**Texto**
Hablando y hablando en esta tarde, dos cosas quedaron flotando para el resto de la noche. La primera, que dentro de la invasión continua de la vida de hoy, en donde no necesariamente eliges qué tomar o compartir, la lectura sigue siendo "un ejercicio" en el cual puedes "entrar o salir".
La lectura se puede abordar y dejar sin más, en principio no afecta si te gusta o no un escritor, lo tomas o dejas sin mayor resistencia. No es como el ensordecedor sonido colado por el oído, o la imagen saltona de un monitor, ni el edificio estrambótico diseñado por un burlista del buen gusto. Ni siquiera la nariz abofeteada por el perfume de "boutique" con remarcado olor. Sí es una decisión (por favor evitemos las excepciones, reconociendo que las hay).
Lo segundo, los signos. No se crea que esto de los signos es acerca de las formas en el Valle de Nazca, o los círculos elaborados sobre el pasto de Gran Bretaña, la canción de Soda Estéreo o lo que dicta el monitor de un hospital. Me refiero a esos objetos de la vida cotidiana que contienen una clave para más que un pequeño grupo, llevando un dinamismo propio, evolucionado y desapareciendo -si fuera el caso- frente a nosotros.

**Tareas por realizar**
- 1) Reproduce un fragmento del texto sobre la lectura y los signos: empieza en las palabras "La lectura se" y termina después de "que las hay).".
- 2) Según el texto sobre la lectura y los signos, ¿qué sigue siendo la lectura dentro de la invasión continua de la vida de hoy?
- 3) Prosigue el texto sobre la lectura y los signos a partir de su última oración.

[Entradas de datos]
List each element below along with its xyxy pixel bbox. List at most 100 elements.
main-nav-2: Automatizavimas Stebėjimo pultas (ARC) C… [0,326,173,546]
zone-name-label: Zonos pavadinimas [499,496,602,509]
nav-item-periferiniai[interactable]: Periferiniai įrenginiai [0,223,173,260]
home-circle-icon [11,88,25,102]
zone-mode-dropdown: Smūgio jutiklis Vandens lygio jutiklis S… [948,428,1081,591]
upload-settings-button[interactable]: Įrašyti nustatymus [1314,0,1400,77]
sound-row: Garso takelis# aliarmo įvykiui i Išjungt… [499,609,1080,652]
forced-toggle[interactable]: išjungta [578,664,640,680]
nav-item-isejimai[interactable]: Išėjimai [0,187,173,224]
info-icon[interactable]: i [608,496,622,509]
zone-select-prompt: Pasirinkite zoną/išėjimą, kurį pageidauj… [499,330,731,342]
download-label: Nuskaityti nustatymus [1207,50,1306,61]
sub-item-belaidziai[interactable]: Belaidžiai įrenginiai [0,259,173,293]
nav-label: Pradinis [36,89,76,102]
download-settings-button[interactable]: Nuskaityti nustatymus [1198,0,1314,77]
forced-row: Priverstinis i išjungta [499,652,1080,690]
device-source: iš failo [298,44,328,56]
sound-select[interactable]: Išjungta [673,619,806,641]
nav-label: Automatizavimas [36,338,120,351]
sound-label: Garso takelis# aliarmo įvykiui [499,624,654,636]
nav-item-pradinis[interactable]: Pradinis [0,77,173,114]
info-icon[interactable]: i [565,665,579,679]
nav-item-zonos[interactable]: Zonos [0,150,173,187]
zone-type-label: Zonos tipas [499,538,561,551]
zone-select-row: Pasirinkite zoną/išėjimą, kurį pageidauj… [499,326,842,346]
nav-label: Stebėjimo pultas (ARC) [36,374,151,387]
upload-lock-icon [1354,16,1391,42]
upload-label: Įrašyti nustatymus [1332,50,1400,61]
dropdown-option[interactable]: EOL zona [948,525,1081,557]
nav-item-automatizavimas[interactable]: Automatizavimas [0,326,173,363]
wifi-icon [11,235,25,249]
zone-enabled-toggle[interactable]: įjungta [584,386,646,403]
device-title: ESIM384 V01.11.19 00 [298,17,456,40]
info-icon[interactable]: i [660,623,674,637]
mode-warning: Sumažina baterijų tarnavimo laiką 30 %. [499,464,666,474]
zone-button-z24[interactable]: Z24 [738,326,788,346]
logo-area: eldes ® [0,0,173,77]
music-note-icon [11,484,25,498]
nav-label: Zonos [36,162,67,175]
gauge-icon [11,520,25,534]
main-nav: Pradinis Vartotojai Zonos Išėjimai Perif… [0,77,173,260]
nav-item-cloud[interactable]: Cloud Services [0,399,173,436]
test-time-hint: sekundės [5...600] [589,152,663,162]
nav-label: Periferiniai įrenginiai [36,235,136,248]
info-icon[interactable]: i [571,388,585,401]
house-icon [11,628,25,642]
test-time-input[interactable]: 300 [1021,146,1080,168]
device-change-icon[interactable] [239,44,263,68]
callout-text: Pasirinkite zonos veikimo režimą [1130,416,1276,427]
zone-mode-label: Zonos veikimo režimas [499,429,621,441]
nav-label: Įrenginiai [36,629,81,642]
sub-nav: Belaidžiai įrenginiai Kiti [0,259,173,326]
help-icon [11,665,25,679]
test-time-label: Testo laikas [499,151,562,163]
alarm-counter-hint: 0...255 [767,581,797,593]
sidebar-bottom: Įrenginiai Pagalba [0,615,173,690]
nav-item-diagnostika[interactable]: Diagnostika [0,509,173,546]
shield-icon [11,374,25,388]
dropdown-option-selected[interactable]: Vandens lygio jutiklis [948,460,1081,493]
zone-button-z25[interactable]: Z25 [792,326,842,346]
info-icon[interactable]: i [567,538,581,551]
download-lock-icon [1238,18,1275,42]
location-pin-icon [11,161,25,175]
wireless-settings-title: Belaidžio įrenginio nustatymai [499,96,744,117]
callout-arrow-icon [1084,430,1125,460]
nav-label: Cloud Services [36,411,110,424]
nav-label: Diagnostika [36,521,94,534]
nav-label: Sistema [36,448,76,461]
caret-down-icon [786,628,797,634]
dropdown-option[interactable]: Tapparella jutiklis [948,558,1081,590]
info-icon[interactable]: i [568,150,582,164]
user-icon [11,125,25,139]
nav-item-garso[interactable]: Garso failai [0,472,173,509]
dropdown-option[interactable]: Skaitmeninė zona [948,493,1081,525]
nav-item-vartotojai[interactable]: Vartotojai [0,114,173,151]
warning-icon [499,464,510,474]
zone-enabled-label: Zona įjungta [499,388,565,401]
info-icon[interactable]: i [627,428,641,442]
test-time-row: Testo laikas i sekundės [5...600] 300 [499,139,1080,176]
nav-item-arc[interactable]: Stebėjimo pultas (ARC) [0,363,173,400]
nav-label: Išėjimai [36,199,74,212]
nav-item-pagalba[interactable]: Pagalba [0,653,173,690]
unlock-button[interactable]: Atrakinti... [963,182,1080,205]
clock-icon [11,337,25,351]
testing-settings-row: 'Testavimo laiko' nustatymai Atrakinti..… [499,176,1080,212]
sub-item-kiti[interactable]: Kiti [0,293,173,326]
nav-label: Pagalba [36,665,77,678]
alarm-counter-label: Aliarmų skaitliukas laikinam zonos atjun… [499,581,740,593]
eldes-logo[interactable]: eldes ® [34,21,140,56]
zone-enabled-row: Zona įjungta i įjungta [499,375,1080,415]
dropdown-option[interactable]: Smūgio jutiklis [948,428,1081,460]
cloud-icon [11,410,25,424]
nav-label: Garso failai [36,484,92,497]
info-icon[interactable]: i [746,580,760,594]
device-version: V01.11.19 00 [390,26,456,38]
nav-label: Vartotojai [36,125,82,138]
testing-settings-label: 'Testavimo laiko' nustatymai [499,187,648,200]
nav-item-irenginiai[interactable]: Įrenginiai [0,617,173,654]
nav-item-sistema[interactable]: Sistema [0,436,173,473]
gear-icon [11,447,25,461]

**Respuestas por punto**
- 1)
La lectura se puede abordar y dejar sin más, en principio no afecta si te gusta o no un escritor, lo tomas o dejas sin mayor resistencia. No es como el ensordecedor sonido colado por el oído, o la imagen saltona de un monitor, ni el edificio estrambótico diseñado por un burlista del buen gusto. Ni siquiera la nariz abofeteada por el perfume de "boutique" con remarcado olor. Sí es una decisión (por favor evitemos las excepciones, reconociendo que las hay).

- 2) Un ejercicio en el cual puedes entrar o salir.

- 3)
Podría pensarse en el idioma por supuesto. Yo pensaba en lo segundo que se "quedó en mi cabeza" la campana. Según me contaban, en los pueblos viejos los sonidos de las campanas eran parte de un código noticioso para comunicar la muerte, el incendio, la misa, la congregación, la llegada y más. Ahora con suerte, la campana anuncia la misa de las 8am y las 6pm. en el fin de semana. Ya no significan "eso de antes", son testigos mudos viendo pasar los tiempos y las nuevas generaciones, pero de vez en cuando parece que nos cuentan historias.
Hasta aquí. La perolata de hoy termina en este momento, entre mis símbolos y signos (rebuscados diría un amigo) con el libre albedrío de decidir enviar esto al bote de la basura o leerlo e iniciar conmigo una lista de símbolos y signos perdidos y encontrados.